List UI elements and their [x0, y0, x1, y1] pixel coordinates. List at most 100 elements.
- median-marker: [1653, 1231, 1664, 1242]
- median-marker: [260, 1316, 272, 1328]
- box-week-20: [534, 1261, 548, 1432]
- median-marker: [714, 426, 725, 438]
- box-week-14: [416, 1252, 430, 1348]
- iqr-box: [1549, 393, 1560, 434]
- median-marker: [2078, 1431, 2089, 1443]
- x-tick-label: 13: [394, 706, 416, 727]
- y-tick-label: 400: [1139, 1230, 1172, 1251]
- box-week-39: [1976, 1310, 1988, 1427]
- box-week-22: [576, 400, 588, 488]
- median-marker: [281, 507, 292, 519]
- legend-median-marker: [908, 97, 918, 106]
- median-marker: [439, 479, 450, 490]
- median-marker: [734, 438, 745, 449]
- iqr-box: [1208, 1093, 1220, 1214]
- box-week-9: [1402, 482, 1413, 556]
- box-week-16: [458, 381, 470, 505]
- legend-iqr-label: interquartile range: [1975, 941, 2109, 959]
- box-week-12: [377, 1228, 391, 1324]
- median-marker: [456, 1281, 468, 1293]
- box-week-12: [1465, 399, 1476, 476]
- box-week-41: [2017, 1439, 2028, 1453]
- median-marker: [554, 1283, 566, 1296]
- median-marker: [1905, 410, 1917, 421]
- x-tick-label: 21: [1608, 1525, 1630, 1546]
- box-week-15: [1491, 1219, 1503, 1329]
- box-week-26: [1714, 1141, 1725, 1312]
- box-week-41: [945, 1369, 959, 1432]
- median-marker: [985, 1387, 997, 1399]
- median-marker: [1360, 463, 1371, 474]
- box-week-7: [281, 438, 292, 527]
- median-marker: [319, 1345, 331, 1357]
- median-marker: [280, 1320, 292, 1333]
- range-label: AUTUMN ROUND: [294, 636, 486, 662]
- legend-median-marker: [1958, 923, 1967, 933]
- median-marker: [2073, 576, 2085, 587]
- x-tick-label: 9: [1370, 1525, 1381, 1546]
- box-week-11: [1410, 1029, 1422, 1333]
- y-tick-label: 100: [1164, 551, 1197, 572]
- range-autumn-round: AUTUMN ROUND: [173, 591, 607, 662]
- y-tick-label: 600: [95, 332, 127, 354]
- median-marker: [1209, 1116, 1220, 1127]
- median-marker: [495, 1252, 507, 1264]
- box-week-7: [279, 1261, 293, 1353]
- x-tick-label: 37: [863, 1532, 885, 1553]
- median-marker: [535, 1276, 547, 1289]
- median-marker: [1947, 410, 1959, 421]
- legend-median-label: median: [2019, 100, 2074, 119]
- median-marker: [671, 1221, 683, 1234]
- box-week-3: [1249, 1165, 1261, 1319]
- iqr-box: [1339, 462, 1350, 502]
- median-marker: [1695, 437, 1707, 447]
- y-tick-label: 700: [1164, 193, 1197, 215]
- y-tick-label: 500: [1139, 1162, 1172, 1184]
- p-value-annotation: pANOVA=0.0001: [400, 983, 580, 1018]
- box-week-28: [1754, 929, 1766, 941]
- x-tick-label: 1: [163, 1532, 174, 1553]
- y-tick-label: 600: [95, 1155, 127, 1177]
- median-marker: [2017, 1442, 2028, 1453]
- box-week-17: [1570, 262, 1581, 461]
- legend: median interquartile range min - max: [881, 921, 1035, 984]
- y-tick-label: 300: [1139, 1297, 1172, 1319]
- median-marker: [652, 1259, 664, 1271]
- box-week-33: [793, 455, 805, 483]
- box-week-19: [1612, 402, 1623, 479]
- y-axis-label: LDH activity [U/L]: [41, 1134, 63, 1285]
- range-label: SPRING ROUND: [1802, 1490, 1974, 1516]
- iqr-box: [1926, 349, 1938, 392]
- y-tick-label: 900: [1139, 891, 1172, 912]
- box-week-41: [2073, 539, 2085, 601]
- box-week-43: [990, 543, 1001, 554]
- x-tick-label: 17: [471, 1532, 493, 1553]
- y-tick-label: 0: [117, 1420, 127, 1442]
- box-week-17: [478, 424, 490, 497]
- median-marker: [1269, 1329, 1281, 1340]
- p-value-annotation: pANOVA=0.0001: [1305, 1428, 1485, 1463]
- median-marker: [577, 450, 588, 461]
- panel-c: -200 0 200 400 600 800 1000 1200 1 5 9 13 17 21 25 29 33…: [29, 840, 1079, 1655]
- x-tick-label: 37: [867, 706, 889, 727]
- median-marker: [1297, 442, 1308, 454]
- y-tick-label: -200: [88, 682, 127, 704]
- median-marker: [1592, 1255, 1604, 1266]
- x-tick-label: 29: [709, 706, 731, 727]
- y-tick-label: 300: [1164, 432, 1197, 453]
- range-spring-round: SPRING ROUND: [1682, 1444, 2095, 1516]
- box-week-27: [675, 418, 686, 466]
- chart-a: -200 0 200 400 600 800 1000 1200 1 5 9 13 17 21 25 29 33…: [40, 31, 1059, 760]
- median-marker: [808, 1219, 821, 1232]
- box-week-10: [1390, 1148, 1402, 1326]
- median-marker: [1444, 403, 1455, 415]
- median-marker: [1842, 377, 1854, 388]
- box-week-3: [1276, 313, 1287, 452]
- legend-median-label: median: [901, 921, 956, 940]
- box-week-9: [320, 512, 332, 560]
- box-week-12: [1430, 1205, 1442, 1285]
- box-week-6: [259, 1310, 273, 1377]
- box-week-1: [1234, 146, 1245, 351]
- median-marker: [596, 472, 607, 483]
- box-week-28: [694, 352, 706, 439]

--- Requirements ---
Copy out every line of the records above without changing anything.

--- Result for this exercise ---
List UI elements and their [x0, y0, x1, y1] pixel coordinates. List at most 100 elements.
- median-marker: [1653, 1231, 1664, 1242]
- median-marker: [260, 1316, 272, 1328]
- box-week-20: [534, 1261, 548, 1432]
- median-marker: [714, 426, 725, 438]
- box-week-14: [416, 1252, 430, 1348]
- iqr-box: [1549, 393, 1560, 434]
- median-marker: [2078, 1431, 2089, 1443]
- x-tick-label: 13: [394, 706, 416, 727]
- y-tick-label: 400: [1139, 1230, 1172, 1251]
- box-week-39: [1976, 1310, 1988, 1427]
- box-week-22: [576, 400, 588, 488]
- median-marker: [281, 507, 292, 519]
- legend-median-marker: [908, 97, 918, 106]
- median-marker: [439, 479, 450, 490]
- median-marker: [734, 438, 745, 449]
- iqr-box: [1208, 1093, 1220, 1214]
- box-week-9: [1402, 482, 1413, 556]
- box-week-16: [458, 381, 470, 505]
- legend-iqr-label: interquartile range: [1975, 941, 2109, 959]
- box-week-12: [377, 1228, 391, 1324]
- median-marker: [456, 1281, 468, 1293]
- box-week-12: [1465, 399, 1476, 476]
- box-week-41: [2017, 1439, 2028, 1453]
- median-marker: [554, 1283, 566, 1296]
- median-marker: [1905, 410, 1917, 421]
- x-tick-label: 21: [1608, 1525, 1630, 1546]
- box-week-15: [1491, 1219, 1503, 1329]
- box-week-26: [1714, 1141, 1725, 1312]
- box-week-41: [945, 1369, 959, 1432]
- median-marker: [985, 1387, 997, 1399]
- median-marker: [1360, 463, 1371, 474]
- box-week-7: [281, 438, 292, 527]
- median-marker: [319, 1345, 331, 1357]
- median-marker: [280, 1320, 292, 1333]
- range-label: AUTUMN ROUND: [294, 636, 486, 662]
- legend-median-marker: [1958, 923, 1967, 933]
- median-marker: [2073, 576, 2085, 587]
- x-tick-label: 9: [1370, 1525, 1381, 1546]
- box-week-11: [1410, 1029, 1422, 1333]
- y-tick-label: 100: [1164, 551, 1197, 572]
- range-autumn-round: AUTUMN ROUND: [173, 591, 607, 662]
- y-tick-label: 600: [95, 332, 127, 354]
- median-marker: [1209, 1116, 1220, 1127]
- median-marker: [495, 1252, 507, 1264]
- box-week-7: [279, 1261, 293, 1353]
- x-tick-label: 37: [863, 1532, 885, 1553]
- median-marker: [535, 1276, 547, 1289]
- median-marker: [1947, 410, 1959, 421]
- legend-median-label: median: [2019, 100, 2074, 119]
- median-marker: [671, 1221, 683, 1234]
- box-week-3: [1249, 1165, 1261, 1319]
- iqr-box: [1339, 462, 1350, 502]
- median-marker: [1695, 437, 1707, 447]
- y-tick-label: 700: [1164, 193, 1197, 215]
- y-tick-label: 500: [1139, 1162, 1172, 1184]
- p-value-annotation: pANOVA=0.0001: [400, 983, 580, 1018]
- box-week-28: [1754, 929, 1766, 941]
- x-tick-label: 1: [163, 1532, 174, 1553]
- y-tick-label: 600: [95, 1155, 127, 1177]
- median-marker: [2017, 1442, 2028, 1453]
- box-week-17: [1570, 262, 1581, 461]
- legend: median interquartile range min - max: [881, 921, 1035, 984]
- y-tick-label: 300: [1139, 1297, 1172, 1319]
- median-marker: [652, 1259, 664, 1271]
- box-week-33: [793, 455, 805, 483]
- box-week-19: [1612, 402, 1623, 479]
- y-axis-label: LDH activity [U/L]: [41, 1134, 63, 1285]
- range-label: SPRING ROUND: [1802, 1490, 1974, 1516]
- iqr-box: [1926, 349, 1938, 392]
- y-tick-label: 900: [1139, 891, 1172, 912]
- box-week-41: [2073, 539, 2085, 601]
- box-week-43: [990, 543, 1001, 554]
- x-tick-label: 17: [471, 1532, 493, 1553]
- y-tick-label: 0: [117, 1420, 127, 1442]
- box-week-17: [478, 424, 490, 497]
- median-marker: [1269, 1329, 1281, 1340]
- p-value-annotation: pANOVA=0.0001: [1305, 1428, 1485, 1463]
- median-marker: [577, 450, 588, 461]
- panel-c: -200 0 200 400 600 800 1000 1200 1 5 9 13 17 21 25 29 33…: [29, 840, 1079, 1655]
- x-tick-label: 37: [867, 706, 889, 727]
- median-marker: [1297, 442, 1308, 454]
- y-tick-label: -200: [88, 682, 127, 704]
- median-marker: [1592, 1255, 1604, 1266]
- x-tick-label: 29: [709, 706, 731, 727]
- y-tick-label: 300: [1164, 432, 1197, 453]
- range-spring-round: SPRING ROUND: [1682, 1444, 2095, 1516]
- box-week-27: [675, 418, 686, 466]
- chart-a: -200 0 200 400 600 800 1000 1200 1 5 9 13 17 21 25 29 33…: [40, 31, 1059, 760]
- median-marker: [808, 1219, 821, 1232]
- box-week-10: [1390, 1148, 1402, 1326]
- median-marker: [1444, 403, 1455, 415]
- median-marker: [1842, 377, 1854, 388]
- box-week-3: [1276, 313, 1287, 452]
- legend-median-label: median: [901, 921, 956, 940]
- box-week-9: [320, 512, 332, 560]
- box-week-12: [1430, 1205, 1442, 1285]
- box-week-6: [259, 1310, 273, 1377]
- box-week-1: [1234, 146, 1245, 351]
- median-marker: [596, 472, 607, 483]
- box-week-28: [694, 352, 706, 439]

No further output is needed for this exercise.